* _DIRECTIVE_
Output each line of the material exactly as it stands.

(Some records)
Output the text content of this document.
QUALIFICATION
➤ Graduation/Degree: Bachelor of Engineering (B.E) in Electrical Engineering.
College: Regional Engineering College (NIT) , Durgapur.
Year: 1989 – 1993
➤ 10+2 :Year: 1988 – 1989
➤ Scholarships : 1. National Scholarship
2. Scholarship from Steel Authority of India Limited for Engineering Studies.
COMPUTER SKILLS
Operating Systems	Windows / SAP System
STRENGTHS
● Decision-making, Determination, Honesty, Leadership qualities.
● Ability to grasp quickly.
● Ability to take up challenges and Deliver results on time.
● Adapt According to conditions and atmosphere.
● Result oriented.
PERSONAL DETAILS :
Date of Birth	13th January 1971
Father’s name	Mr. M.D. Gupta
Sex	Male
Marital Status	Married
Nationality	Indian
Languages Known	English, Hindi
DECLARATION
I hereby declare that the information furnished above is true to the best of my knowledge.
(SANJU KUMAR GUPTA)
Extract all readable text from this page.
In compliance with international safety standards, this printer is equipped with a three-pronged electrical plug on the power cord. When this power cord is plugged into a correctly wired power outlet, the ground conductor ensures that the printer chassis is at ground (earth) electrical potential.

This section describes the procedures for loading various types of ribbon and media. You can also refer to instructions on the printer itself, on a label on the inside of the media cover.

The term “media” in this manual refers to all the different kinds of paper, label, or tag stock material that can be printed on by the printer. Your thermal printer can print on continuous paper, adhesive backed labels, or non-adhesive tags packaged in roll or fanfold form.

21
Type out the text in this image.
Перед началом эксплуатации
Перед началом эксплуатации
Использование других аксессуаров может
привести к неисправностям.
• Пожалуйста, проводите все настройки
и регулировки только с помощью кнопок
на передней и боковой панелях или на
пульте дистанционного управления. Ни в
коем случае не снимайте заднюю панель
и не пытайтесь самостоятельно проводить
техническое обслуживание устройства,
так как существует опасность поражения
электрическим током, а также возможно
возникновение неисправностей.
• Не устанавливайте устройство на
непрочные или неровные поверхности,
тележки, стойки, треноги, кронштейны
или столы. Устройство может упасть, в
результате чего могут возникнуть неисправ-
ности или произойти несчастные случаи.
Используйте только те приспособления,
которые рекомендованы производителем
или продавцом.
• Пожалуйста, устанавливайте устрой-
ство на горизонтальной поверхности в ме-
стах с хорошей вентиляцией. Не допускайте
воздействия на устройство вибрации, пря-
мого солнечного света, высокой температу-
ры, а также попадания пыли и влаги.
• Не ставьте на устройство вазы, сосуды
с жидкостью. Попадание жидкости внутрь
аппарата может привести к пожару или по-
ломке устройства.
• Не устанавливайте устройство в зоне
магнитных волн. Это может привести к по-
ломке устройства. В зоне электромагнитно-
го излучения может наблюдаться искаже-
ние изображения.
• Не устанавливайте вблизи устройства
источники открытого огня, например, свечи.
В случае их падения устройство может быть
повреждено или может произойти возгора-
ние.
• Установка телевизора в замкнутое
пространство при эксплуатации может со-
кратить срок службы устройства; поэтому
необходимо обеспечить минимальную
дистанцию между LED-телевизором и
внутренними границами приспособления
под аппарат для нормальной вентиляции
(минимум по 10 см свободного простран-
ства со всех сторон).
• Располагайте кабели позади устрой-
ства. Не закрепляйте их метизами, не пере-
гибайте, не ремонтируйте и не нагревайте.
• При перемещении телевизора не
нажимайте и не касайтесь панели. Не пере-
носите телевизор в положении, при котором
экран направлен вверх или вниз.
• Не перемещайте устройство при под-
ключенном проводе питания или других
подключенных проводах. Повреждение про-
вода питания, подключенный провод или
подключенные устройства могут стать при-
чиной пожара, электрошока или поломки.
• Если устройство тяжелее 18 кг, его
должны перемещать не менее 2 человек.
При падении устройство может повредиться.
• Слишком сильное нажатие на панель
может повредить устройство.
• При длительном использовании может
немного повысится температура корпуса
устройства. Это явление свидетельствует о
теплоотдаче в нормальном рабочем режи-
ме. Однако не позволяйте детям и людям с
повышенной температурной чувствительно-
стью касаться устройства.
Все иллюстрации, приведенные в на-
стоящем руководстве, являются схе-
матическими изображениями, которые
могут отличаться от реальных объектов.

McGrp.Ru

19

* _ANSWER TO THE TASK_
Output the text content of this document.
QUALIFICATION
➤ Graduation/Degree: Bachelor of Engineering (B.E) in Electrical Engineering.
College: Regional Engineering College (NIT) , Durgapur.
Year: 1989 – 1993
➤ 10+2 :Year: 1988 – 1989
➤ Scholarships : 1. National Scholarship
2. Scholarship from Steel Authority of India Limited for Engineering Studies.
COMPUTER SKILLS
Operating Systems	Windows / SAP System
STRENGTHS
● Decision-making, Determination, Honesty, Leadership qualities.
● Ability to grasp quickly.
● Ability to take up challenges and Deliver results on time.
● Adapt According to conditions and atmosphere.
● Result oriented.
PERSONAL DETAILS :
Date of Birth	13th January 1971
Father’s name	Mr. M.D. Gupta
Sex	Male
Marital Status	Married
Nationality	Indian
Languages Known	English, Hindi
DECLARATION
I hereby declare that the information furnished above is true to the best of my knowledge.
(SANJU KUMAR GUPTA)
Extract all readable text from this page.
In compliance with international safety standards, this printer is equipped with a three-pronged electrical plug on the power cord. When this power cord is plugged into a correctly wired power outlet, the ground conductor ensures that the printer chassis is at ground (earth) electrical potential.

This section describes the procedures for loading various types of ribbon and media. You can also refer to instructions on the printer itself, on a label on the inside of the media cover.

The term “media” in this manual refers to all the different kinds of paper, label, or tag stock material that can be printed on by the printer. Your thermal printer can print on continuous paper, adhesive backed labels, or non-adhesive tags packaged in roll or fanfold form.

21
Type out the text in this image.
Перед началом эксплуатации
Перед началом эксплуатации
Использование других аксессуаров может
привести к неисправностям.
• Пожалуйста, проводите все настройки
и регулировки только с помощью кнопок
на передней и боковой панелях или на
пульте дистанционного управления. Ни в
коем случае не снимайте заднюю панель
и не пытайтесь самостоятельно проводить
техническое обслуживание устройства,
так как существует опасность поражения
электрическим током, а также возможно
возникновение неисправностей.
• Не устанавливайте устройство на
непрочные или неровные поверхности,
тележки, стойки, треноги, кронштейны
или столы. Устройство может упасть, в
результате чего могут возникнуть неисправ-
ности или произойти несчастные случаи.
Используйте только те приспособления,
которые рекомендованы производителем
или продавцом.
• Пожалуйста, устанавливайте устрой-
ство на горизонтальной поверхности в ме-
стах с хорошей вентиляцией. Не допускайте
воздействия на устройство вибрации, пря-
мого солнечного света, высокой температу-
ры, а также попадания пыли и влаги.
• Не ставьте на устройство вазы, сосуды
с жидкостью. Попадание жидкости внутрь
аппарата может привести к пожару или по-
ломке устройства.
• Не устанавливайте устройство в зоне
магнитных волн. Это может привести к по-
ломке устройства. В зоне электромагнитно-
го излучения может наблюдаться искаже-
ние изображения.
• Не устанавливайте вблизи устройства
источники открытого огня, например, свечи.
В случае их падения устройство может быть
повреждено или может произойти возгора-
ние.
• Установка телевизора в замкнутое
пространство при эксплуатации может со-
кратить срок службы устройства; поэтому
необходимо обеспечить минимальную
дистанцию между LED-телевизором и
внутренними границами приспособления
под аппарат для нормальной вентиляции
(минимум по 10 см свободного простран-
ства со всех сторон).
• Располагайте кабели позади устрой-
ства. Не закрепляйте их метизами, не пере-
гибайте, не ремонтируйте и не нагревайте.
• При перемещении телевизора не
нажимайте и не касайтесь панели. Не пере-
носите телевизор в положении, при котором
экран направлен вверх или вниз.
• Не перемещайте устройство при под-
ключенном проводе питания или других
подключенных проводах. Повреждение про-
вода питания, подключенный провод или
подключенные устройства могут стать при-
чиной пожара, электрошока или поломки.
• Если устройство тяжелее 18 кг, его
должны перемещать не менее 2 человек.
При падении устройство может повредиться.
• Слишком сильное нажатие на панель
может повредить устройство.
• При длительном использовании может
немного повысится температура корпуса
устройства. Это явление свидетельствует о
теплоотдаче в нормальном рабочем режи-
ме. Однако не позволяйте детям и людям с
повышенной температурной чувствительно-
стью касаться устройства.
Все иллюстрации, приведенные в на-
стоящем руководстве, являются схе-
матическими изображениями, которые
могут отличаться от реальных объектов.

McGrp.Ru

19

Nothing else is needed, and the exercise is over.